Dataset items
--
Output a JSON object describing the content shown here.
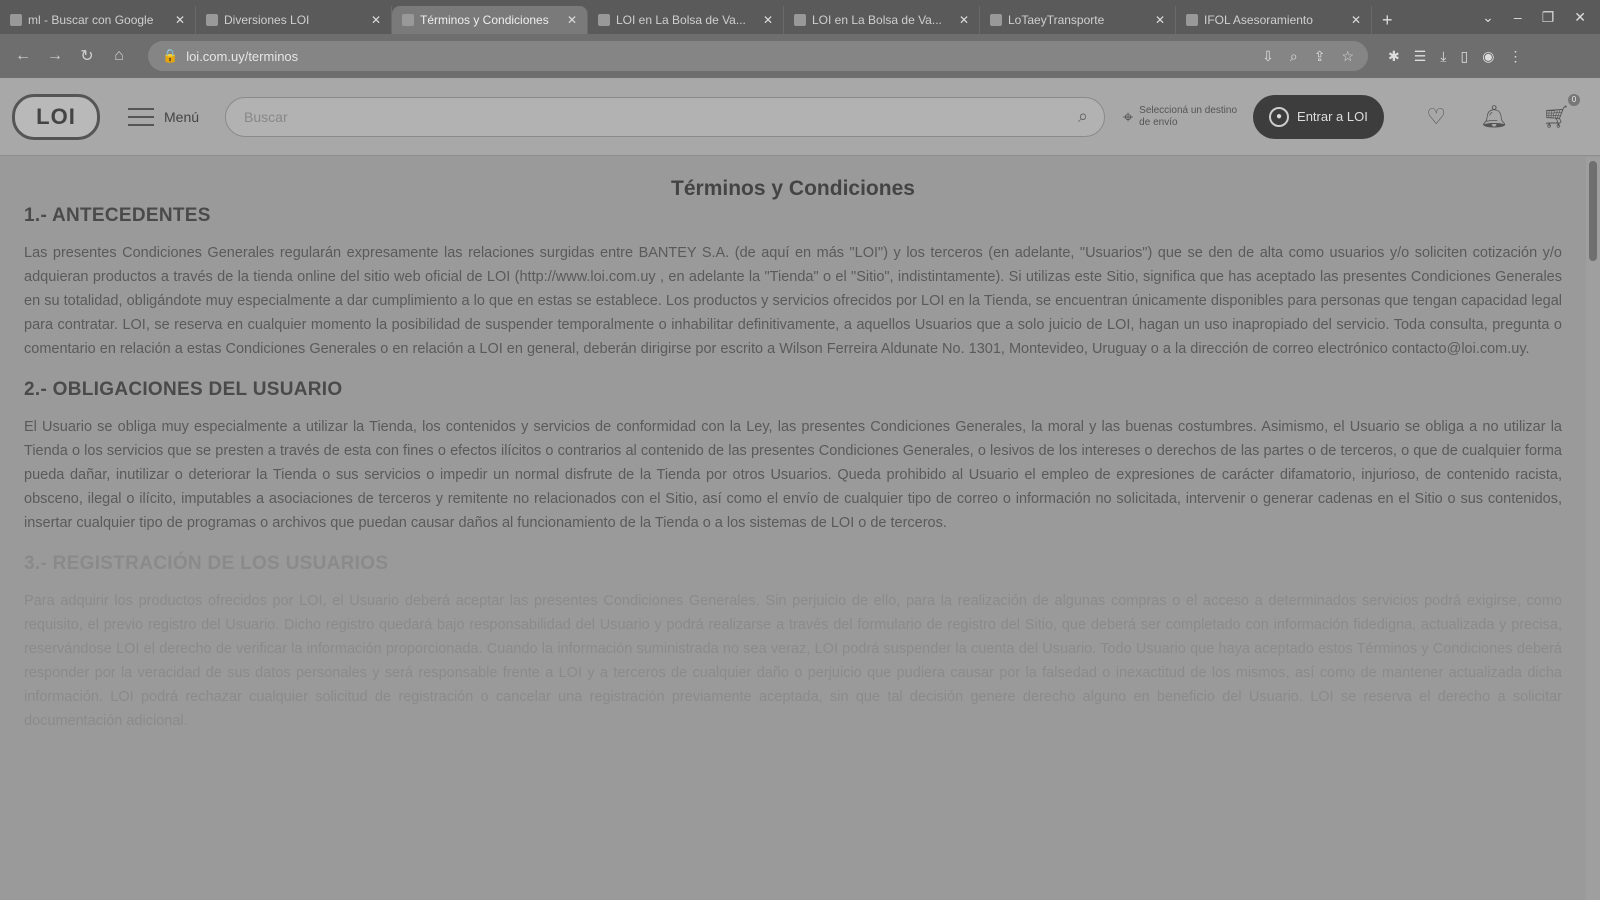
{
  "browser": {
    "tabs": [
      {
        "title": "ml - Buscar con Google"
      },
      {
        "title": "Diversiones LOI"
      },
      {
        "title": "Términos y Condiciones",
        "active": true
      },
      {
        "title": "LOI en La Bolsa de Va..."
      },
      {
        "title": "LOI en La Bolsa de Va..."
      },
      {
        "title": "LoTaeyTransporte"
      },
      {
        "title": "IFOL Asesoramiento"
      }
    ],
    "url": "loi.com.uy/terminos",
    "new_tab": "+",
    "window_controls": [
      "⌄",
      "–",
      "❐",
      "✕"
    ]
  },
  "header": {
    "logo": "LOI",
    "menu_label": "Menú",
    "search_placeholder": "Buscar",
    "location_text": "Seleccioná un destino de envío",
    "login_label": "Entrar a LOI",
    "cart_count": "0"
  },
  "page": {
    "title": "Términos y Condiciones",
    "sections": [
      {
        "heading": "1.- ANTECEDENTES",
        "body": "Las presentes Condiciones Generales regularán expresamente las relaciones surgidas entre BANTEY S.A. (de aquí en más \"LOI\") y los terceros (en adelante, \"Usuarios\") que se den de alta como usuarios y/o soliciten cotización y/o adquieran productos a través de la tienda online del sitio web oficial de LOI (http://www.loi.com.uy , en adelante la \"Tienda\" o el \"Sitio\", indistintamente). Si utilizas este Sitio, significa que has aceptado las presentes Condiciones Generales en su totalidad, obligándote muy especialmente a dar cumplimiento a lo que en estas se establece. Los productos y servicios ofrecidos por LOI en la Tienda, se encuentran únicamente disponibles para personas que tengan capacidad legal para contratar. LOI, se reserva en cualquier momento la posibilidad de suspender temporalmente o inhabilitar definitivamente, a aquellos Usuarios que a solo juicio de LOI, hagan un uso inapropiado del servicio. Toda consulta, pregunta o comentario en relación a estas Condiciones Generales o en relación a LOI en general, deberán dirigirse por escrito a Wilson Ferreira Aldunate No. 1301, Montevideo, Uruguay o a la dirección de correo electrónico contacto@loi.com.uy."
      },
      {
        "heading": "2.- OBLIGACIONES DEL USUARIO",
        "body": "El Usuario se obliga muy especialmente a utilizar la Tienda, los contenidos y servicios de conformidad con la Ley, las presentes Condiciones Generales, la moral y las buenas costumbres. Asimismo, el Usuario se obliga a no utilizar la Tienda o los servicios que se presten a través de esta con fines o efectos ilícitos o contrarios al contenido de las presentes Condiciones Generales, o lesivos de los intereses o derechos de las partes o de terceros, o que de cualquier forma pueda dañar, inutilizar o deteriorar la Tienda o sus servicios o impedir un normal disfrute de la Tienda por otros Usuarios. Queda prohibido al Usuario el empleo de expresiones de carácter difamatorio, injurioso, de contenido racista, obsceno, ilegal o ilícito, imputables a asociaciones de terceros y remitente no relacionados con el Sitio, así como el envío de cualquier tipo de correo o información no solicitada, intervenir o generar cadenas en el Sitio o sus contenidos, insertar cualquier tipo de programas o archivos que puedan causar daños al funcionamiento de la Tienda o a los sistemas de LOI o de terceros."
      },
      {
        "heading": "3.- REGISTRACIÓN DE LOS USUARIOS",
        "body": "Para adquirir los productos ofrecidos por LOI, el Usuario deberá aceptar las presentes Condiciones Generales. Sin perjuicio de ello, para la realización de algunas compras o el acceso a determinados servicios podrá exigirse, como requisito, el previo registro del Usuario. Dicho registro quedará bajo responsabilidad del Usuario y podrá realizarse a través del formulario de registro del Sitio, que deberá ser completado con información fidedigna, actualizada y precisa, reservándose LOI el derecho de verificar la información proporcionada. Cuando la información suministrada no sea veraz, LOI podrá suspender la cuenta del Usuario. Todo Usuario que haya aceptado estos Términos y Condiciones deberá responder por la veracidad de sus datos personales y será responsable frente a LOI y a terceros de cualquier daño o perjuicio que pudiera causar por la falsedad o inexactitud de los mismos, así como de mantener actualizada dicha información. LOI podrá rechazar cualquier solicitud de registración o cancelar una registración previamente aceptada, sin que tal decisión genere derecho alguno en beneficio del Usuario. LOI se reserva el derecho a solicitar documentación adicional."
      }
    ]
  }
}
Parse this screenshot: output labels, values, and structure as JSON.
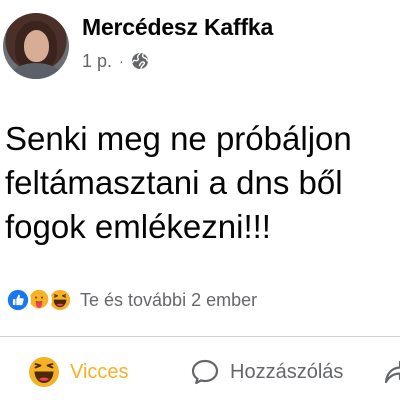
{
  "post": {
    "author": "Mercédesz Kaffka",
    "timestamp": "1 p.",
    "separator": "·",
    "audience_icon": "globe-icon",
    "text_lines": [
      "Senki meg ne próbáljon",
      "feltámasztani a dns ből",
      "fogok emlékezni!!!"
    ]
  },
  "reactions": {
    "icons": [
      "like-icon",
      "care-icon",
      "haha-icon"
    ],
    "summary": "Te és további 2 ember"
  },
  "actions": {
    "haha_label": "Vicces",
    "comment_label": "Hozzászólás",
    "share_icon": "share-icon"
  },
  "colors": {
    "like_blue": "#1877f2",
    "haha_yellow": "#f7b125",
    "secondary_text": "#65676b",
    "divider": "#ced0d4"
  }
}
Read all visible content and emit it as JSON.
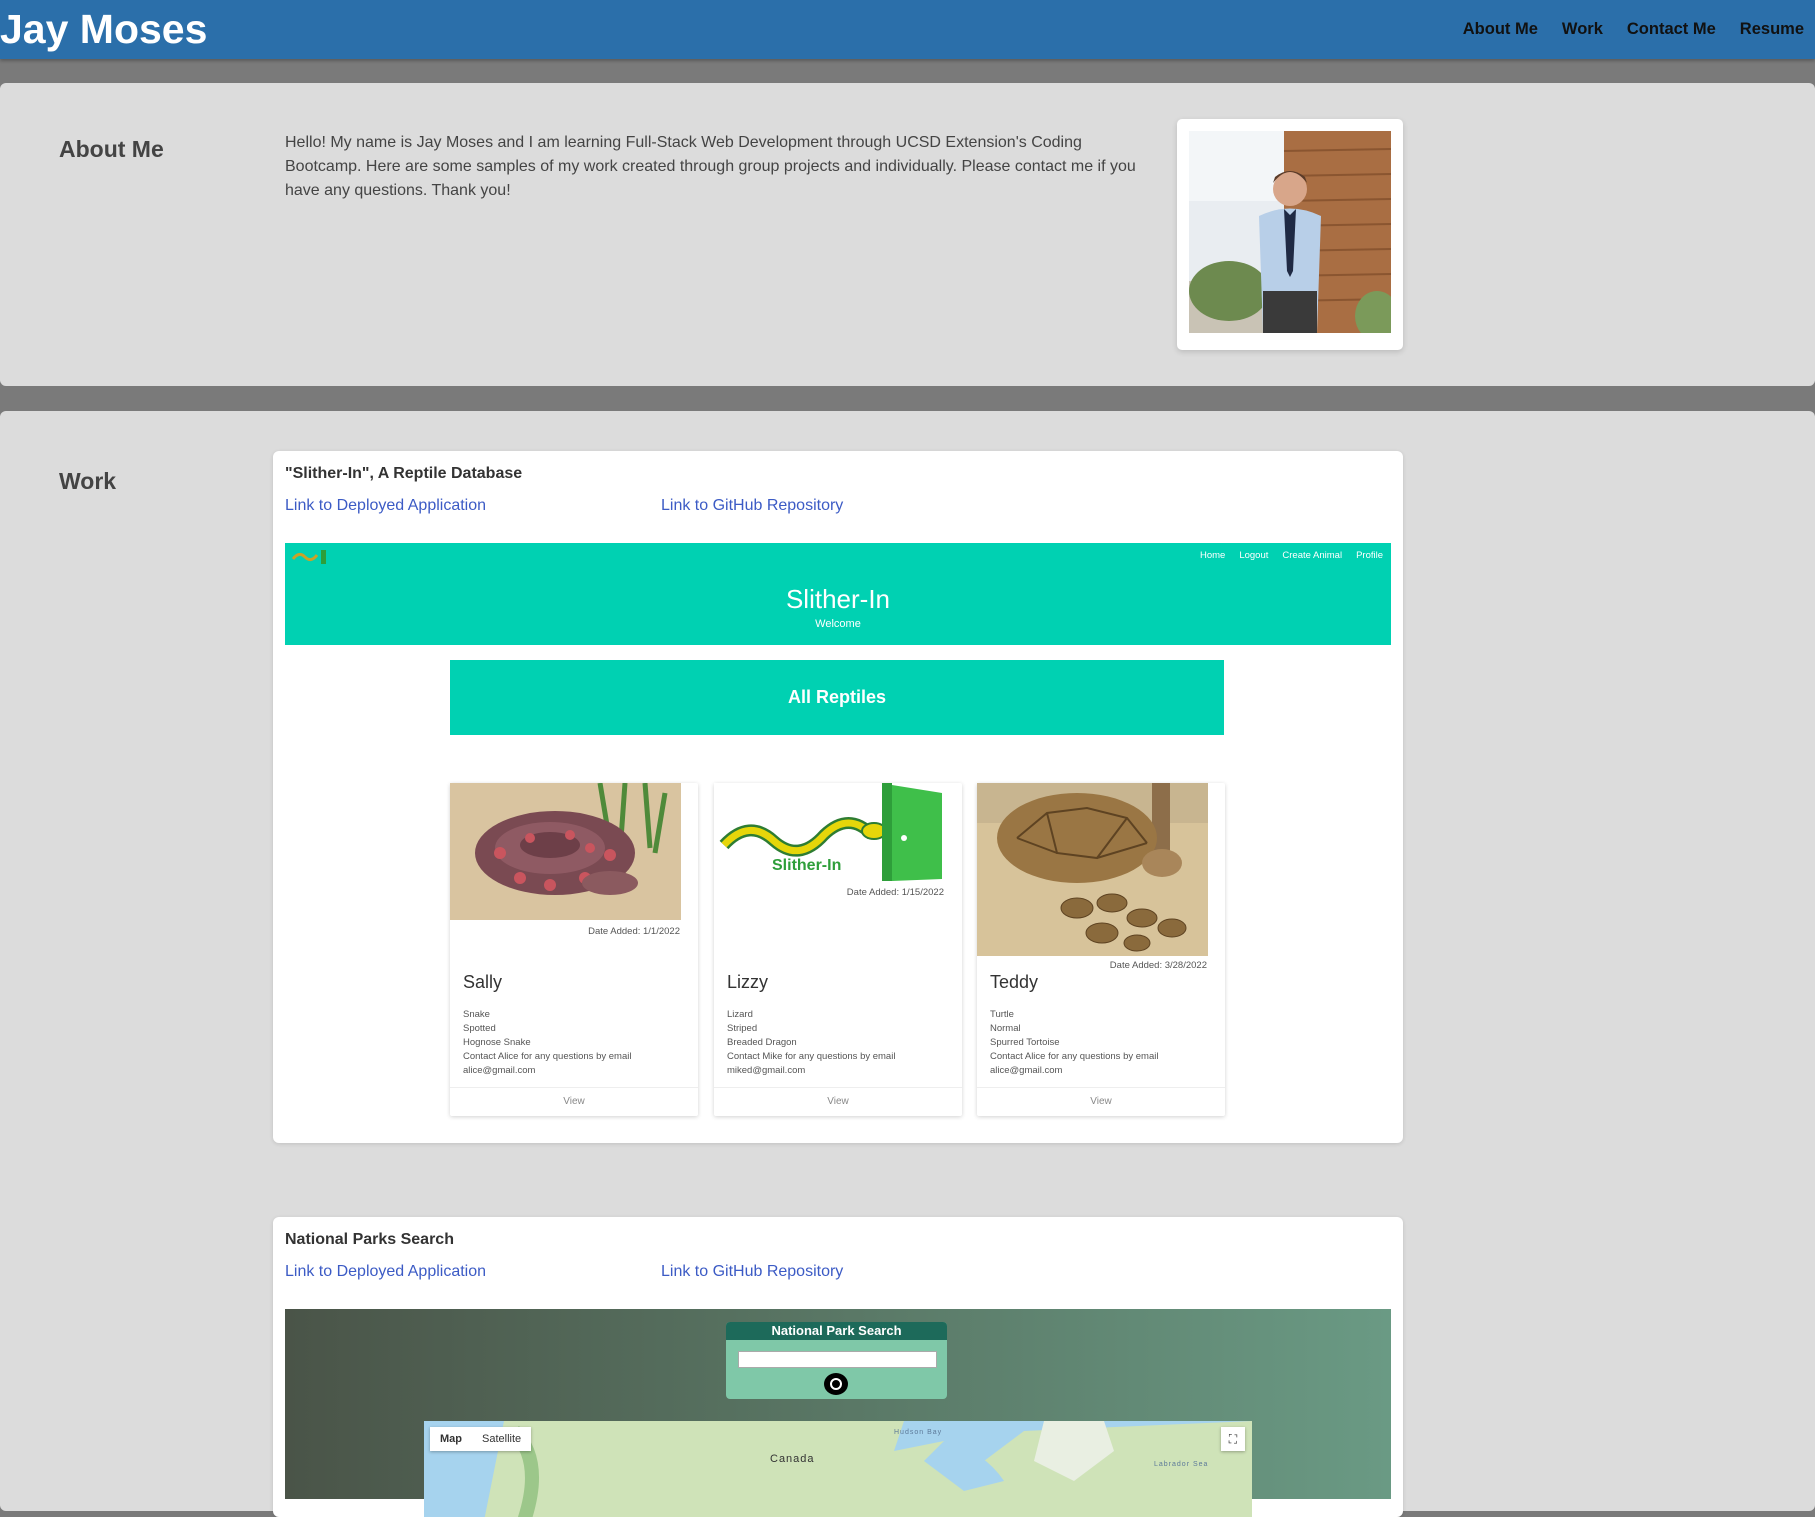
{
  "header": {
    "brand": "Jay Moses",
    "nav": [
      "About Me",
      "Work",
      "Contact Me",
      "Resume"
    ]
  },
  "about": {
    "title": "About Me",
    "text": "Hello! My name is Jay Moses and I am learning Full-Stack Web Development through UCSD Extension's Coding Bootcamp. Here are some samples of my work created through group projects and individually. Please contact me if you have any questions. Thank you!"
  },
  "work": {
    "title": "Work",
    "projects": [
      {
        "title": "\"Slither-In\", A Reptile Database",
        "deployed_link": "Link to Deployed Application",
        "repo_link": "Link to GitHub Repository",
        "screenshot": {
          "nav": [
            "Home",
            "Logout",
            "Create Animal",
            "Profile"
          ],
          "app_title": "Slither-In",
          "welcome": "Welcome",
          "banner": "All Reptiles",
          "logo_text": "Slither-In",
          "cards": [
            {
              "name": "Sally",
              "date": "Date Added: 1/1/2022",
              "details": [
                "Snake",
                "Spotted",
                "Hognose Snake",
                "Contact Alice for any questions by email",
                "alice@gmail.com"
              ],
              "view": "View"
            },
            {
              "name": "Lizzy",
              "date": "Date Added: 1/15/2022",
              "details": [
                "Lizard",
                "Striped",
                "Breaded Dragon",
                "Contact Mike for any questions by email",
                "miked@gmail.com"
              ],
              "view": "View"
            },
            {
              "name": "Teddy",
              "date": "Date Added: 3/28/2022",
              "details": [
                "Turtle",
                "Normal",
                "Spurred Tortoise",
                "Contact Alice for any questions by email",
                "alice@gmail.com"
              ],
              "view": "View"
            }
          ]
        }
      },
      {
        "title": "National Parks Search",
        "deployed_link": "Link to Deployed Application",
        "repo_link": "Link to GitHub Repository",
        "screenshot": {
          "search_title": "National Park Search",
          "map_tabs": [
            "Map",
            "Satellite"
          ],
          "map_label": "Canada",
          "map_label_2": "Hudson Bay",
          "map_label_3": "Labrador Sea"
        }
      }
    ]
  }
}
--
§ WRITTEN REQUEST
Each record above should come back exactly the same, only without its pictures.

§ SOLUTION
Output a JSON object describing the content shown here.
{
  "browser": {
    "tabs": [
      {
        "title": "ml - Buscar con Google"
      },
      {
        "title": "Diversiones LOI"
      },
      {
        "title": "Términos y Condiciones",
        "active": true
      },
      {
        "title": "LOI en La Bolsa de Va..."
      },
      {
        "title": "LOI en La Bolsa de Va..."
      },
      {
        "title": "LoTaeyTransporte"
      },
      {
        "title": "IFOL Asesoramiento"
      }
    ],
    "url": "loi.com.uy/terminos",
    "new_tab": "+",
    "window_controls": [
      "⌄",
      "–",
      "❐",
      "✕"
    ]
  },
  "header": {
    "logo": "LOI",
    "menu_label": "Menú",
    "search_placeholder": "Buscar",
    "location_text": "Seleccioná un destino de envío",
    "login_label": "Entrar a LOI",
    "cart_count": "0"
  },
  "page": {
    "title": "Términos y Condiciones",
    "sections": [
      {
        "heading": "1.- ANTECEDENTES",
        "body": "Las presentes Condiciones Generales regularán expresamente las relaciones surgidas entre BANTEY S.A. (de aquí en más \"LOI\") y los terceros (en adelante, \"Usuarios\") que se den de alta como usuarios y/o soliciten cotización y/o adquieran productos a través de la tienda online del sitio web oficial de LOI (http://www.loi.com.uy , en adelante la \"Tienda\" o el \"Sitio\", indistintamente). Si utilizas este Sitio, significa que has aceptado las presentes Condiciones Generales en su totalidad, obligándote muy especialmente a dar cumplimiento a lo que en estas se establece. Los productos y servicios ofrecidos por LOI en la Tienda, se encuentran únicamente disponibles para personas que tengan capacidad legal para contratar. LOI, se reserva en cualquier momento la posibilidad de suspender temporalmente o inhabilitar definitivamente, a aquellos Usuarios que a solo juicio de LOI, hagan un uso inapropiado del servicio. Toda consulta, pregunta o comentario en relación a estas Condiciones Generales o en relación a LOI en general, deberán dirigirse por escrito a Wilson Ferreira Aldunate No. 1301, Montevideo, Uruguay o a la dirección de correo electrónico contacto@loi.com.uy."
      },
      {
        "heading": "2.- OBLIGACIONES DEL USUARIO",
        "body": "El Usuario se obliga muy especialmente a utilizar la Tienda, los contenidos y servicios de conformidad con la Ley, las presentes Condiciones Generales, la moral y las buenas costumbres. Asimismo, el Usuario se obliga a no utilizar la Tienda o los servicios que se presten a través de esta con fines o efectos ilícitos o contrarios al contenido de las presentes Condiciones Generales, o lesivos de los intereses o derechos de las partes o de terceros, o que de cualquier forma pueda dañar, inutilizar o deteriorar la Tienda o sus servicios o impedir un normal disfrute de la Tienda por otros Usuarios. Queda prohibido al Usuario el empleo de expresiones de carácter difamatorio, injurioso, de contenido racista, obsceno, ilegal o ilícito, imputables a asociaciones de terceros y remitente no relacionados con el Sitio, así como el envío de cualquier tipo de correo o información no solicitada, intervenir o generar cadenas en el Sitio o sus contenidos, insertar cualquier tipo de programas o archivos que puedan causar daños al funcionamiento de la Tienda o a los sistemas de LOI o de terceros."
      },
      {
        "heading": "3.- REGISTRACIÓN DE LOS USUARIOS",
        "body": "Para adquirir los productos ofrecidos por LOI, el Usuario deberá aceptar las presentes Condiciones Generales. Sin perjuicio de ello, para la realización de algunas compras o el acceso a determinados servicios podrá exigirse, como requisito, el previo registro del Usuario. Dicho registro quedará bajo responsabilidad del Usuario y podrá realizarse a través del formulario de registro del Sitio, que deberá ser completado con información fidedigna, actualizada y precisa, reservándose LOI el derecho de verificar la información proporcionada. Cuando la información suministrada no sea veraz, LOI podrá suspender la cuenta del Usuario. Todo Usuario que haya aceptado estos Términos y Condiciones deberá responder por la veracidad de sus datos personales y será responsable frente a LOI y a terceros de cualquier daño o perjuicio que pudiera causar por la falsedad o inexactitud de los mismos, así como de mantener actualizada dicha información. LOI podrá rechazar cualquier solicitud de registración o cancelar una registración previamente aceptada, sin que tal decisión genere derecho alguno en beneficio del Usuario. LOI se reserva el derecho a solicitar documentación adicional."
      }
    ]
  }
}
Parse this screenshot: output labels, values, and structure as JSON.
{
  "post": {
    "author": "Mercédesz Kaffka",
    "timestamp": "1 p.",
    "separator": "·",
    "audience_icon": "globe-icon",
    "text_lines": [
      "Senki meg ne próbáljon",
      "feltámasztani a dns ből",
      "fogok emlékezni!!!"
    ]
  },
  "reactions": {
    "icons": [
      "like-icon",
      "care-icon",
      "haha-icon"
    ],
    "summary": "Te és további 2 ember"
  },
  "actions": {
    "haha_label": "Vicces",
    "comment_label": "Hozzászólás",
    "share_icon": "share-icon"
  },
  "colors": {
    "like_blue": "#1877f2",
    "haha_yellow": "#f7b125",
    "secondary_text": "#65676b",
    "divider": "#ced0d4"
  }
}
Read all visible content and emit it as JSON.
{
  "header": {
    "brand": "Jay Moses",
    "nav": [
      "About Me",
      "Work",
      "Contact Me",
      "Resume"
    ]
  },
  "about": {
    "title": "About Me",
    "text": "Hello! My name is Jay Moses and I am learning Full-Stack Web Development through UCSD Extension's Coding Bootcamp. Here are some samples of my work created through group projects and individually. Please contact me if you have any questions. Thank you!"
  },
  "work": {
    "title": "Work",
    "projects": [
      {
        "title": "\"Slither-In\", A Reptile Database",
        "deployed_link": "Link to Deployed Application",
        "repo_link": "Link to GitHub Repository",
        "screenshot": {
          "nav": [
            "Home",
            "Logout",
            "Create Animal",
            "Profile"
          ],
          "app_title": "Slither-In",
          "welcome": "Welcome",
          "banner": "All Reptiles",
          "logo_text": "Slither-In",
          "cards": [
            {
              "name": "Sally",
              "date": "Date Added: 1/1/2022",
              "details": [
                "Snake",
                "Spotted",
                "Hognose Snake",
                "Contact Alice for any questions by email",
                "alice@gmail.com"
              ],
              "view": "View"
            },
            {
              "name": "Lizzy",
              "date": "Date Added: 1/15/2022",
              "details": [
                "Lizard",
                "Striped",
                "Breaded Dragon",
                "Contact Mike for any questions by email",
                "miked@gmail.com"
              ],
              "view": "View"
            },
            {
              "name": "Teddy",
              "date": "Date Added: 3/28/2022",
              "details": [
                "Turtle",
                "Normal",
                "Spurred Tortoise",
                "Contact Alice for any questions by email",
                "alice@gmail.com"
              ],
              "view": "View"
            }
          ]
        }
      },
      {
        "title": "National Parks Search",
        "deployed_link": "Link to Deployed Application",
        "repo_link": "Link to GitHub Repository",
        "screenshot": {
          "search_title": "National Park Search",
          "map_tabs": [
            "Map",
            "Satellite"
          ],
          "map_label": "Canada",
          "map_label_2": "Hudson Bay",
          "map_label_3": "Labrador Sea"
        }
      }
    ]
  }
}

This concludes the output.